=== Data for processing ===
.....

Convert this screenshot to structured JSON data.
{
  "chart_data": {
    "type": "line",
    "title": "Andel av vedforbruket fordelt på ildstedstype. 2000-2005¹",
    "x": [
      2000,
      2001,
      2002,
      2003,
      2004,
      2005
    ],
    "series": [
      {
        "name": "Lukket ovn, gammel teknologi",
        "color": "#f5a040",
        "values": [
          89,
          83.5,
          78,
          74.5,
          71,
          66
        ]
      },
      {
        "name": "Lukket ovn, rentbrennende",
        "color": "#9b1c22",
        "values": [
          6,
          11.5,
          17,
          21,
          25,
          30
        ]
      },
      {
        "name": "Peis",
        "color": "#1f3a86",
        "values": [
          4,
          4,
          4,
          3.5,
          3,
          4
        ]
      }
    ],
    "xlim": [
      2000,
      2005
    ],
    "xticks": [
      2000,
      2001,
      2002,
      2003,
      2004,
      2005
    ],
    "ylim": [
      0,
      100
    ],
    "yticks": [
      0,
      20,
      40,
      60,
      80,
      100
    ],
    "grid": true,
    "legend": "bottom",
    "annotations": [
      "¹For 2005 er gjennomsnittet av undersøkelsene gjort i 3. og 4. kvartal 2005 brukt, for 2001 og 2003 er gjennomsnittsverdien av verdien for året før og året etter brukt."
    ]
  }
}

.....

=== Do this ===
Tell how many lines above contain the word "color". Give the number alone.

=== Answer to this exercise ===
3